In its objection to the Memorandum Order, the Plaintiff explains that it had no reason to add Somdal as a possible defendant in this matter until the Defendant attempted to “shift blame” to Somdal in the counterclaim for some of the construction project’s issues. Record Document 12-1, pp.3-4. It was not until the counterclaim, the Plaintiff reasons, that it had a basis or reason to add Somdal as a defendant. Id. Conversely, the Defendant explains that while the Plaintiff may have been unaware that the Defendant was going to allude to Somdal’s fault in the counterclaim, the factual basis for a claim against Somdal by the Plaintiff was known at the time of the original state court petition. Record Document 14, pp.5-6. In support of this argument, the Defendant submitted the Plaintiff’s recent state court petition against Somdal, which was filed on August 28, 2014, and stated that Somdal’s revised structural foundation plan and incorrect dimensions for the project’s slab caused substantial changes to be made. Record Document 19, Ex. A, p.2. In that new petition, the Plaintiff explains that this mistake to the project’s foundation was discovered “on or about October 8, 2013.” Id. Later, on November 21, 2013, the Plaintiff’s construction manager advised the Defendant that Somdal’s involvement was terminated. Record Document 14, p.5.

These circumstances indicate that not only was Somdal’s identity known to the Plaintiff, but the factual basis for any claim against Somdal was also apparent at the time of the Plaintiff’s initial state court petition, especially if Somdal’s involvement in the project was terminated six months earlier. Thus, given this context, the Court finds that these facts support the Magistrate Judge’s determination that this first Hensgens factor weighs heavily in the Defendant’s favor.

Second, in terms of whether the Plaintiff was dilatory in seeking the amendment, the Magistrate Judge found the Plaintiff was not dilatory in the general sense, but it did fail to provide an explanation for why Somdal was not included in the initial state court petition. Record Document 11, p.3.[2] The Plaintiff again objects to this explanation of the circumstances and urges this Court that it was only put on notice of the need to amend its complaint after the Defendant’s counterclaim. Record Document 12-1, p.5. This Court agrees with the Magistrate Judge that the Plaintiff was not dilatory in amending the petition once the Defendant presented its answer and counterclaim, so the factor could arguably weigh in favor of amending the complaint. Despite the Plaintiff’s lack of explanation for its delay, given its knowledge of a factual basis for suing Somdal, the Magistrate Judge’s finding on this factor was not clearly erroneous.

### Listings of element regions

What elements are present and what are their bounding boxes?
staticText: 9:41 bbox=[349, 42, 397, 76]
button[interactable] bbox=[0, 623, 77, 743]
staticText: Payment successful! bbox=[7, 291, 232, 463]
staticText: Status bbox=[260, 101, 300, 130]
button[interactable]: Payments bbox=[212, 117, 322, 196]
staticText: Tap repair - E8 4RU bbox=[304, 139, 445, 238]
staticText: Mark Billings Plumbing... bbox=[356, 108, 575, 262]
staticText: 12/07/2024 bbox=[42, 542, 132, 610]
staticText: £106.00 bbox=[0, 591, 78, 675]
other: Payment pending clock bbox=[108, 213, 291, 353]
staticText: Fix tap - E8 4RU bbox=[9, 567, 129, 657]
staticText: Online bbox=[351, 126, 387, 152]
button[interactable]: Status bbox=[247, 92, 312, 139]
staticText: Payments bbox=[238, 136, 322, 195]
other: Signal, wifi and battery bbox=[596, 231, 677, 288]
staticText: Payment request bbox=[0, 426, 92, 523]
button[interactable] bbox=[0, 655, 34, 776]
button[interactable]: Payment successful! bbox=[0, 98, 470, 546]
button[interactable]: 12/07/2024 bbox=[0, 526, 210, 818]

### Directive
Reproduce the court opinion between "These circumstances indicate" and "the Defendant’s favor.", inclusive. These records were taken from a source separate from the text.

### Finished exercise
These circumstances indicate that not only was Somdal’s identity known to the Plaintiff, but the factual basis for any claim against Somdal was also apparent at the time of the Plaintiff’s initial state court petition, especially if Somdal’s involvement in the project was terminated six months earlier. Thus, given this context, the Court finds that these facts support the Magistrate Judge’s determination that this first Hensgens factor weighs heavily in the Defendant’s favor.